GIVEN EXERCISE – For each line in the data below that holds "FRTR", return a copy.

THE DATA –
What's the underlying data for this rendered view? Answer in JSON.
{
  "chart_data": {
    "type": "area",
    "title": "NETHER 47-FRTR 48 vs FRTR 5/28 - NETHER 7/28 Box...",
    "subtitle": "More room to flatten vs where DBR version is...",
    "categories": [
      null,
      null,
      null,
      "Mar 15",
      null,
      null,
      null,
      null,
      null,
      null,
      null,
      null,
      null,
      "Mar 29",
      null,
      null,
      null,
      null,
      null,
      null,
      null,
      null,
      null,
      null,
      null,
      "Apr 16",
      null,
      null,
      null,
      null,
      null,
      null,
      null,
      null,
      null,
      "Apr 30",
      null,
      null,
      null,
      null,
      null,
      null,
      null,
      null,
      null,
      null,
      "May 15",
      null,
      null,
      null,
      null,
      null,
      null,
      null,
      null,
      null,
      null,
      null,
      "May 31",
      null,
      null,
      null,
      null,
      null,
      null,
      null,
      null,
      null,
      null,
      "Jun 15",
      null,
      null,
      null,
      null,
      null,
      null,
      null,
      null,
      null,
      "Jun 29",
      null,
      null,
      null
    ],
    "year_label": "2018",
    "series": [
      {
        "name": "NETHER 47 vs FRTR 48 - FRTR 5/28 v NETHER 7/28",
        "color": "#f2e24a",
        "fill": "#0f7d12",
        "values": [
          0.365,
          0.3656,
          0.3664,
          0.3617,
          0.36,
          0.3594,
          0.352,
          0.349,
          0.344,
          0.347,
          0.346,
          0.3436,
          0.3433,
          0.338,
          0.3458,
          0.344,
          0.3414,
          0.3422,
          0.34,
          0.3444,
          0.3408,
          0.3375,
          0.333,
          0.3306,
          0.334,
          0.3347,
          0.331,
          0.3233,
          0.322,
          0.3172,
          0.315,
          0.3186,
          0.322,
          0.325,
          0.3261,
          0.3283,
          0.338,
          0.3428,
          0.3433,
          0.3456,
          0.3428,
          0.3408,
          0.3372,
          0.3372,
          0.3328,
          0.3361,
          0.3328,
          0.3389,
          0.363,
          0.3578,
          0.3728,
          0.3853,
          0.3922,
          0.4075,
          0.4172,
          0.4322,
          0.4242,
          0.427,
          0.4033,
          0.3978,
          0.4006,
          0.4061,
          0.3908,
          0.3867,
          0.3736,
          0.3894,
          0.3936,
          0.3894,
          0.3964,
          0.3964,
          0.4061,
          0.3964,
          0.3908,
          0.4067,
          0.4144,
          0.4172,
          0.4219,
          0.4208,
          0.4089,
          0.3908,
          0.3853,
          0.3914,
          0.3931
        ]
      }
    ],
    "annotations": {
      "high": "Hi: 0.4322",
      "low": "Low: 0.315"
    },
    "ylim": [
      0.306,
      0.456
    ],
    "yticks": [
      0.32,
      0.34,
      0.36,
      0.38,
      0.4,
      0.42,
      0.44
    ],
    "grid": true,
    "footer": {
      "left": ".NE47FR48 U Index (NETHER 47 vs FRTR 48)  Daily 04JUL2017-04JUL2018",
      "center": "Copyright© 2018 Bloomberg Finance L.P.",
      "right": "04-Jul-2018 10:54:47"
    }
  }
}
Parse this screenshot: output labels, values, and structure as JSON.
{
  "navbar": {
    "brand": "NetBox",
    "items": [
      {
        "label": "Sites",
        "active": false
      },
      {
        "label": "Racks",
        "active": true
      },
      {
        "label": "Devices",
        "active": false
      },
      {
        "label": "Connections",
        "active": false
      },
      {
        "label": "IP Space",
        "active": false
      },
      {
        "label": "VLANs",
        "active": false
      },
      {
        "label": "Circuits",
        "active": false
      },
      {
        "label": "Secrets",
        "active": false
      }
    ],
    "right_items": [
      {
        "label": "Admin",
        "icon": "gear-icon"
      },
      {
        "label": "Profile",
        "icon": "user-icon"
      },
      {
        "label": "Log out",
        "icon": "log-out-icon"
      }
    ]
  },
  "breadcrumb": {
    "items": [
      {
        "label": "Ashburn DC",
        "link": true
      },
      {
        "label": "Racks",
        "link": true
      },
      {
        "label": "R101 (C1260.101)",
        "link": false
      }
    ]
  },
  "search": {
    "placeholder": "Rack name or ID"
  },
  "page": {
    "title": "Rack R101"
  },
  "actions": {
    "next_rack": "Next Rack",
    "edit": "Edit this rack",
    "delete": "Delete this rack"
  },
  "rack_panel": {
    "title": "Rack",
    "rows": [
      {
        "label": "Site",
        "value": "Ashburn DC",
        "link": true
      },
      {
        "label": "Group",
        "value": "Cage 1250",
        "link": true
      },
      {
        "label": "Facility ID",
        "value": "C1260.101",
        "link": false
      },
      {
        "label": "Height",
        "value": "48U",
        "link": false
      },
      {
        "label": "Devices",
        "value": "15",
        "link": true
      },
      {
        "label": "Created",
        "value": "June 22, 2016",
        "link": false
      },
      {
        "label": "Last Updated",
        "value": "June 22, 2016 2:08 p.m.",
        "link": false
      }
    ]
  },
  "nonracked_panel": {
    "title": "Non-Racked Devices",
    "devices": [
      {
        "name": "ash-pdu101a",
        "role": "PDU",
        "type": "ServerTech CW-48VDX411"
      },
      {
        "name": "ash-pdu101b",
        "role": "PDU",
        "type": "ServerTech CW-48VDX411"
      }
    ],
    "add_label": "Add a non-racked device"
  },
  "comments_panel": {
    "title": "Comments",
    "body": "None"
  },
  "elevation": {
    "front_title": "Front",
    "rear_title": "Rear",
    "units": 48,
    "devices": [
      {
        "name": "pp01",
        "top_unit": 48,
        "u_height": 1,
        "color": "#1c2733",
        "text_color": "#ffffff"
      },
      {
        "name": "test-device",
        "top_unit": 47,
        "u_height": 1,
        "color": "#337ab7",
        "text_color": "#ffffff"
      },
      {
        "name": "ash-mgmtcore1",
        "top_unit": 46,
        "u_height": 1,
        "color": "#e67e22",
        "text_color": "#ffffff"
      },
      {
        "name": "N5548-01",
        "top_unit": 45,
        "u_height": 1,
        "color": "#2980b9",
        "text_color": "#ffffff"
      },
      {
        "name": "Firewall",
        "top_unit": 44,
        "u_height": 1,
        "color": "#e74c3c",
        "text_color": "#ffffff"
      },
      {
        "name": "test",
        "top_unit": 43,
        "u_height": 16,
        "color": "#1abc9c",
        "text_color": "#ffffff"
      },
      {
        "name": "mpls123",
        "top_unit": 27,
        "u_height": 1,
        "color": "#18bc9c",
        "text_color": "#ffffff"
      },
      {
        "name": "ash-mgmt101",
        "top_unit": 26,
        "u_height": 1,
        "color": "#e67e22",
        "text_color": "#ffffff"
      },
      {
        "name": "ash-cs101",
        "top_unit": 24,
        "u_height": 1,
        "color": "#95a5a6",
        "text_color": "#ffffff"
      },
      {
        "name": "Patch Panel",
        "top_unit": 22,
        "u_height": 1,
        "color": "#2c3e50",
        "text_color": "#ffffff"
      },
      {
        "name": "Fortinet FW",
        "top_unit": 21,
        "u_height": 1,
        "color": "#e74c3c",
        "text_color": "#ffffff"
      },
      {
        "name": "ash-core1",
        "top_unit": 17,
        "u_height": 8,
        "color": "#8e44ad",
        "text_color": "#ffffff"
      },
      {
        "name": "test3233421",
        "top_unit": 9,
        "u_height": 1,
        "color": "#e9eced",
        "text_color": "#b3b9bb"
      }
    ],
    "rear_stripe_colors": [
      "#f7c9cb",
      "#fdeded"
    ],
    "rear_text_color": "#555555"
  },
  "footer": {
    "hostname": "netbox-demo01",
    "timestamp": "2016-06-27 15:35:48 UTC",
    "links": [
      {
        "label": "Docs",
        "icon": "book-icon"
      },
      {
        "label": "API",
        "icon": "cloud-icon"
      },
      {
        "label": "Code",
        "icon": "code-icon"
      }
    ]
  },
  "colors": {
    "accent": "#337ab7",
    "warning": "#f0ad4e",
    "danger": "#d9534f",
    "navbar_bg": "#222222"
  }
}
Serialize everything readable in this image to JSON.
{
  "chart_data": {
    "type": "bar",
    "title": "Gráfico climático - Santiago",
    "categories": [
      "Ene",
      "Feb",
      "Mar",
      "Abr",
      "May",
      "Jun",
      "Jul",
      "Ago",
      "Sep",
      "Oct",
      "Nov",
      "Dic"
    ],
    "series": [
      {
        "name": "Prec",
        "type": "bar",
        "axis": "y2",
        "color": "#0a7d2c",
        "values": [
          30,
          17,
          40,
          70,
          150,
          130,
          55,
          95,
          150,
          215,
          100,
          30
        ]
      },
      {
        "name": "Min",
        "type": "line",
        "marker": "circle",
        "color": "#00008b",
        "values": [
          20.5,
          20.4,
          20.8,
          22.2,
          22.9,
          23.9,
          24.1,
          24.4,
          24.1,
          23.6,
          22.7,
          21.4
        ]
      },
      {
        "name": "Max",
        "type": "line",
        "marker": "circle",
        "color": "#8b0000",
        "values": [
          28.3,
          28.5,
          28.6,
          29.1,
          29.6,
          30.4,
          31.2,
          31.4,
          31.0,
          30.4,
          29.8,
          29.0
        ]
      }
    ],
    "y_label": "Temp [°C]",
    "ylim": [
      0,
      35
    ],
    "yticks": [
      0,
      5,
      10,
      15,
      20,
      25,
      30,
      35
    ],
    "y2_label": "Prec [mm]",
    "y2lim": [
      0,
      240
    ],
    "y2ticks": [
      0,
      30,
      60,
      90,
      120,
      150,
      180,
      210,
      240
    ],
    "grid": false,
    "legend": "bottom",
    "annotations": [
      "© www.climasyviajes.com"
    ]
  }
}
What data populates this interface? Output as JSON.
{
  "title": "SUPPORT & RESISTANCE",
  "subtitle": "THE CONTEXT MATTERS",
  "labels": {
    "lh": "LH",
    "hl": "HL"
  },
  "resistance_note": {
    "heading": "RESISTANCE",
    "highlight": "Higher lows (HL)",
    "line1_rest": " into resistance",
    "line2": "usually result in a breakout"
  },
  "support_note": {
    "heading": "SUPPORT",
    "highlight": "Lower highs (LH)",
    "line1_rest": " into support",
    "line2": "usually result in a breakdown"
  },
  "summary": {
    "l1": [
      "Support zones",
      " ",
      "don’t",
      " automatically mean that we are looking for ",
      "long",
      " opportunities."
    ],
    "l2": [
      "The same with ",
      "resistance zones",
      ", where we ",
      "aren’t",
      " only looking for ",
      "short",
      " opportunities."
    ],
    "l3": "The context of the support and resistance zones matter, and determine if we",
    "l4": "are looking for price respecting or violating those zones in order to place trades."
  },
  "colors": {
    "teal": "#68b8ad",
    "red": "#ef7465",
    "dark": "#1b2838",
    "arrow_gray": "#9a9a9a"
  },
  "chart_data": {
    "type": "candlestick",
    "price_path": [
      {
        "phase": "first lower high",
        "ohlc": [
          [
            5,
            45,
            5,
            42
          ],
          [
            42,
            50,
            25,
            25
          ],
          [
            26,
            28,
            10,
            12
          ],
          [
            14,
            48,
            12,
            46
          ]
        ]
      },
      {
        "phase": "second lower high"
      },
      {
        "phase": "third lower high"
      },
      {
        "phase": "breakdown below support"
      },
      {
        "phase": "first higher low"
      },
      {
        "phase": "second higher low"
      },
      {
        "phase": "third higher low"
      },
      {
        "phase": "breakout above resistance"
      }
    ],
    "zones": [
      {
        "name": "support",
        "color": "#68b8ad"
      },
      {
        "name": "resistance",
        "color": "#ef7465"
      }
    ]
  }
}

RESULT –
    "title": "NETHER 47-FRTR 48 vs FRTR 5/28 - NETHER 7/28 Box...",
        "name": "NETHER 47 vs FRTR 48 - FRTR 5/28 v NETHER 7/28",
      "left": ".NE47FR48 U Index (NETHER 47 vs FRTR 48)  Daily 04JUL2017-04JUL2018",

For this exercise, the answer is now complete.